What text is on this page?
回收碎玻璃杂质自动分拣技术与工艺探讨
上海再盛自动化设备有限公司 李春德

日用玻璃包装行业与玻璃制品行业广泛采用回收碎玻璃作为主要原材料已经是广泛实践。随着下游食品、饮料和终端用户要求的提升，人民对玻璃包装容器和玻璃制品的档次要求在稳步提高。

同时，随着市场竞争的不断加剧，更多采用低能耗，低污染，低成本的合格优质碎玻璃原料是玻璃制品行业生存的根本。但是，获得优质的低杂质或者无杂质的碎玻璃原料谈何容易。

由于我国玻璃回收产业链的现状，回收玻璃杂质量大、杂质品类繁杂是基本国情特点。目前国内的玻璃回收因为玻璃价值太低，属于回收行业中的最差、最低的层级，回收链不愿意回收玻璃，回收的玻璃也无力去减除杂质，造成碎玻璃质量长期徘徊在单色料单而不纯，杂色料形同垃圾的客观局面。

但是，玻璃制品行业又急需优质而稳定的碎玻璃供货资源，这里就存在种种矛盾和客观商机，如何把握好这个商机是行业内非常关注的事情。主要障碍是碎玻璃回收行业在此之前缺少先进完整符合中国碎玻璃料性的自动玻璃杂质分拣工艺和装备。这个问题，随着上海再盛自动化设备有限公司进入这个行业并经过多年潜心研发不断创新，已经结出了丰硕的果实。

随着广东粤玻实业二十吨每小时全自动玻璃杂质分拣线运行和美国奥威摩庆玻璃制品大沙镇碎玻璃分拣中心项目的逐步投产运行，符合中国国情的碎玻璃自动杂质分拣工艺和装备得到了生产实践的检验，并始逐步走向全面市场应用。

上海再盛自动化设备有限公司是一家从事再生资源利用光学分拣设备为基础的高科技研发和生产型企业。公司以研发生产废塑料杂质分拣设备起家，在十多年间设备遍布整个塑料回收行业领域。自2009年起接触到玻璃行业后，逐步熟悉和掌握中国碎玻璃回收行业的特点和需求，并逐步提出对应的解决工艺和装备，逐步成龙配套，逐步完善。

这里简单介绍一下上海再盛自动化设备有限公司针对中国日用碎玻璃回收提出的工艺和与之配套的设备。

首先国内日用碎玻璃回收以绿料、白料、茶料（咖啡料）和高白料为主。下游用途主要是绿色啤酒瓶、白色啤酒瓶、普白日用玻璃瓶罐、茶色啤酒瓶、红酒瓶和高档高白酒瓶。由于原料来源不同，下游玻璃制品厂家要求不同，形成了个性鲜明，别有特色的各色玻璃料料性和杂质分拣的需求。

════

## Set task
Retype every record above exactly as written.

## Reply
What text is on this page?
回收碎玻璃杂质自动分拣技术与工艺探讨
上海再盛自动化设备有限公司 李春德

日用玻璃包装行业与玻璃制品行业广泛采用回收碎玻璃作为主要原材料已经是广泛实践。随着下游食品、饮料和终端用户要求的提升，人民对玻璃包装容器和玻璃制品的档次要求在稳步提高。

同时，随着市场竞争的不断加剧，更多采用低能耗，低污染，低成本的合格优质碎玻璃原料是玻璃制品行业生存的根本。但是，获得优质的低杂质或者无杂质的碎玻璃原料谈何容易。

由于我国玻璃回收产业链的现状，回收玻璃杂质量大、杂质品类繁杂是基本国情特点。目前国内的玻璃回收因为玻璃价值太低，属于回收行业中的最差、最低的层级，回收链不愿意回收玻璃，回收的玻璃也无力去减除杂质，造成碎玻璃质量长期徘徊在单色料单而不纯，杂色料形同垃圾的客观局面。

但是，玻璃制品行业又急需优质而稳定的碎玻璃供货资源，这里就存在种种矛盾和客观商机，如何把握好这个商机是行业内非常关注的事情。主要障碍是碎玻璃回收行业在此之前缺少先进完整符合中国碎玻璃料性的自动玻璃杂质分拣工艺和装备。这个问题，随着上海再盛自动化设备有限公司进入这个行业并经过多年潜心研发不断创新，已经结出了丰硕的果实。

随着广东粤玻实业二十吨每小时全自动玻璃杂质分拣线运行和美国奥威摩庆玻璃制品大沙镇碎玻璃分拣中心项目的逐步投产运行，符合中国国情的碎玻璃自动杂质分拣工艺和装备得到了生产实践的检验，并始逐步走向全面市场应用。

上海再盛自动化设备有限公司是一家从事再生资源利用光学分拣设备为基础的高科技研发和生产型企业。公司以研发生产废塑料杂质分拣设备起家，在十多年间设备遍布整个塑料回收行业领域。自2009年起接触到玻璃行业后，逐步熟悉和掌握中国碎玻璃回收行业的特点和需求，并逐步提出对应的解决工艺和装备，逐步成龙配套，逐步完善。

这里简单介绍一下上海再盛自动化设备有限公司针对中国日用碎玻璃回收提出的工艺和与之配套的设备。

首先国内日用碎玻璃回收以绿料、白料、茶料（咖啡料）和高白料为主。下游用途主要是绿色啤酒瓶、白色啤酒瓶、普白日用玻璃瓶罐、茶色啤酒瓶、红酒瓶和高档高白酒瓶。由于原料来源不同，下游玻璃制品厂家要求不同，形成了个性鲜明，别有特色的各色玻璃料料性和杂质分拣的需求。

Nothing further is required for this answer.